** START PROVIDED DATA **
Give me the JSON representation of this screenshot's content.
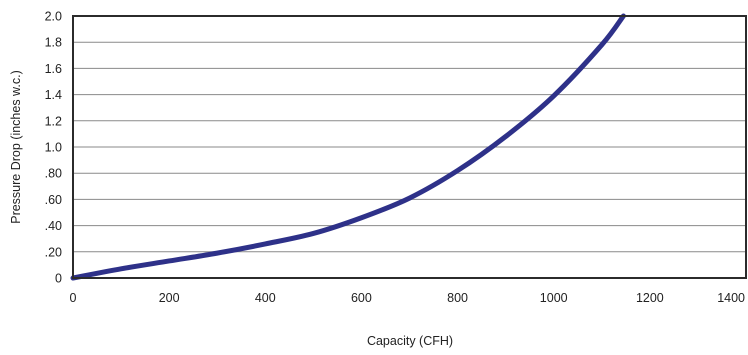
{
  "chart_data": {
    "type": "line",
    "title": "",
    "xlabel": "Capacity (CFH)",
    "ylabel": "Pressure Drop (inches w.c.)",
    "xlim": [
      0,
      1400
    ],
    "ylim": [
      0,
      2.0
    ],
    "grid": true,
    "x_ticks": [
      {
        "value": 0,
        "label": "0"
      },
      {
        "value": 200,
        "label": "200"
      },
      {
        "value": 400,
        "label": "400"
      },
      {
        "value": 600,
        "label": "600"
      },
      {
        "value": 800,
        "label": "800"
      },
      {
        "value": 1000,
        "label": "1000"
      },
      {
        "value": 1200,
        "label": "1200"
      },
      {
        "value": 1400,
        "label": "1400"
      }
    ],
    "y_ticks": [
      {
        "value": 0,
        "label": "0"
      },
      {
        "value": 0.2,
        "label": ".20"
      },
      {
        "value": 0.4,
        "label": ".40"
      },
      {
        "value": 0.6,
        "label": ".60"
      },
      {
        "value": 0.8,
        "label": ".80"
      },
      {
        "value": 1.0,
        "label": "1.0"
      },
      {
        "value": 1.2,
        "label": "1.2"
      },
      {
        "value": 1.4,
        "label": "1.4"
      },
      {
        "value": 1.6,
        "label": "1.6"
      },
      {
        "value": 1.8,
        "label": "1.8"
      },
      {
        "value": 2.0,
        "label": "2.0"
      }
    ],
    "series": [
      {
        "color": "#2e3189",
        "x": [
          0,
          100,
          200,
          300,
          400,
          500,
          600,
          700,
          800,
          900,
          1000,
          1100,
          1145
        ],
        "y": [
          0,
          0.07,
          0.13,
          0.19,
          0.26,
          0.34,
          0.46,
          0.61,
          0.82,
          1.08,
          1.39,
          1.78,
          2.0
        ]
      }
    ]
  }
}
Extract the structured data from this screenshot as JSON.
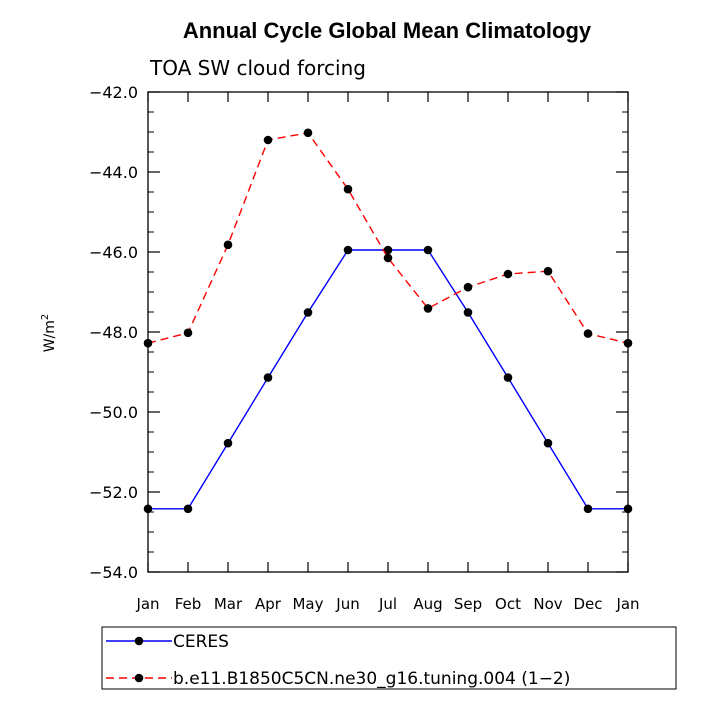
{
  "chart_data": {
    "type": "line",
    "title": "Annual Cycle Global Mean Climatology",
    "subtitle": "TOA SW cloud forcing",
    "ylabel_base": "W/m",
    "ylabel_sup": "2",
    "xlabel": "",
    "categories": [
      "Jan",
      "Feb",
      "Mar",
      "Apr",
      "May",
      "Jun",
      "Jul",
      "Aug",
      "Sep",
      "Oct",
      "Nov",
      "Dec",
      "Jan"
    ],
    "ylim": [
      -54.0,
      -42.0
    ],
    "yticks": [
      -42.0,
      -44.0,
      -46.0,
      -48.0,
      -50.0,
      -52.0,
      -54.0
    ],
    "ytick_labels": [
      "−42.0",
      "−44.0",
      "−46.0",
      "−48.0",
      "−50.0",
      "−52.0",
      "−54.0"
    ],
    "yminor_step": 0.5,
    "grid": false,
    "legend_position": "bottom",
    "series": [
      {
        "name": "CERES",
        "color": "#0000ff",
        "dash": "solid",
        "values": [
          -52.42,
          -52.42,
          -50.78,
          -49.14,
          -47.51,
          -45.95,
          -45.95,
          -45.95,
          -47.51,
          -49.14,
          -50.78,
          -52.42,
          -52.42
        ]
      },
      {
        "name": "b.e11.B1850C5CN.ne30_g16.tuning.004 (1−2)",
        "color": "#ff0000",
        "dash": "dashed",
        "values": [
          -48.28,
          -48.02,
          -45.82,
          -43.2,
          -43.02,
          -44.43,
          -46.15,
          -47.41,
          -46.88,
          -46.55,
          -46.48,
          -48.04,
          -48.28
        ]
      }
    ]
  }
}
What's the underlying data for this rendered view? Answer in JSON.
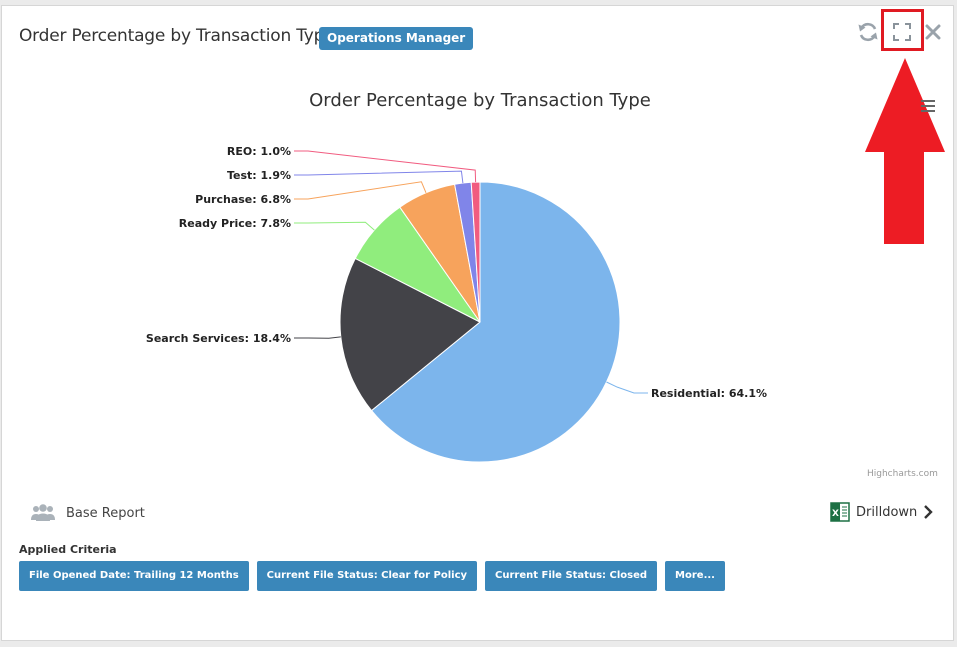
** END PROVIDED DATA **
__INSTRUCTION__: Output all of the data exactly as it stands, minus any images.

__EXERCISE RESULT__:
Give me the JSON representation of this screenshot's content.
{
  "chart_data": {
    "type": "line",
    "title": "",
    "xlabel": "Capacity (CFH)",
    "ylabel": "Pressure Drop (inches w.c.)",
    "xlim": [
      0,
      1400
    ],
    "ylim": [
      0,
      2.0
    ],
    "grid": true,
    "x_ticks": [
      {
        "value": 0,
        "label": "0"
      },
      {
        "value": 200,
        "label": "200"
      },
      {
        "value": 400,
        "label": "400"
      },
      {
        "value": 600,
        "label": "600"
      },
      {
        "value": 800,
        "label": "800"
      },
      {
        "value": 1000,
        "label": "1000"
      },
      {
        "value": 1200,
        "label": "1200"
      },
      {
        "value": 1400,
        "label": "1400"
      }
    ],
    "y_ticks": [
      {
        "value": 0,
        "label": "0"
      },
      {
        "value": 0.2,
        "label": ".20"
      },
      {
        "value": 0.4,
        "label": ".40"
      },
      {
        "value": 0.6,
        "label": ".60"
      },
      {
        "value": 0.8,
        "label": ".80"
      },
      {
        "value": 1.0,
        "label": "1.0"
      },
      {
        "value": 1.2,
        "label": "1.2"
      },
      {
        "value": 1.4,
        "label": "1.4"
      },
      {
        "value": 1.6,
        "label": "1.6"
      },
      {
        "value": 1.8,
        "label": "1.8"
      },
      {
        "value": 2.0,
        "label": "2.0"
      }
    ],
    "series": [
      {
        "color": "#2e3189",
        "x": [
          0,
          100,
          200,
          300,
          400,
          500,
          600,
          700,
          800,
          900,
          1000,
          1100,
          1145
        ],
        "y": [
          0,
          0.07,
          0.13,
          0.19,
          0.26,
          0.34,
          0.46,
          0.61,
          0.82,
          1.08,
          1.39,
          1.78,
          2.0
        ]
      }
    ]
  }
}
Extract the structured data from this screenshot as JSON.
{
  "chart_data": {
    "type": "line",
    "title": "Annual Cycle Global Mean Climatology",
    "subtitle": "TOA SW cloud forcing",
    "ylabel_base": "W/m",
    "ylabel_sup": "2",
    "xlabel": "",
    "categories": [
      "Jan",
      "Feb",
      "Mar",
      "Apr",
      "May",
      "Jun",
      "Jul",
      "Aug",
      "Sep",
      "Oct",
      "Nov",
      "Dec",
      "Jan"
    ],
    "ylim": [
      -54.0,
      -42.0
    ],
    "yticks": [
      -42.0,
      -44.0,
      -46.0,
      -48.0,
      -50.0,
      -52.0,
      -54.0
    ],
    "ytick_labels": [
      "−42.0",
      "−44.0",
      "−46.0",
      "−48.0",
      "−50.0",
      "−52.0",
      "−54.0"
    ],
    "yminor_step": 0.5,
    "grid": false,
    "legend_position": "bottom",
    "series": [
      {
        "name": "CERES",
        "color": "#0000ff",
        "dash": "solid",
        "values": [
          -52.42,
          -52.42,
          -50.78,
          -49.14,
          -47.51,
          -45.95,
          -45.95,
          -45.95,
          -47.51,
          -49.14,
          -50.78,
          -52.42,
          -52.42
        ]
      },
      {
        "name": "b.e11.B1850C5CN.ne30_g16.tuning.004 (1−2)",
        "color": "#ff0000",
        "dash": "dashed",
        "values": [
          -48.28,
          -48.02,
          -45.82,
          -43.2,
          -43.02,
          -44.43,
          -46.15,
          -47.41,
          -46.88,
          -46.55,
          -46.48,
          -48.04,
          -48.28
        ]
      }
    ]
  }
}
What's the underlying data for this rendered view? Answer in JSON.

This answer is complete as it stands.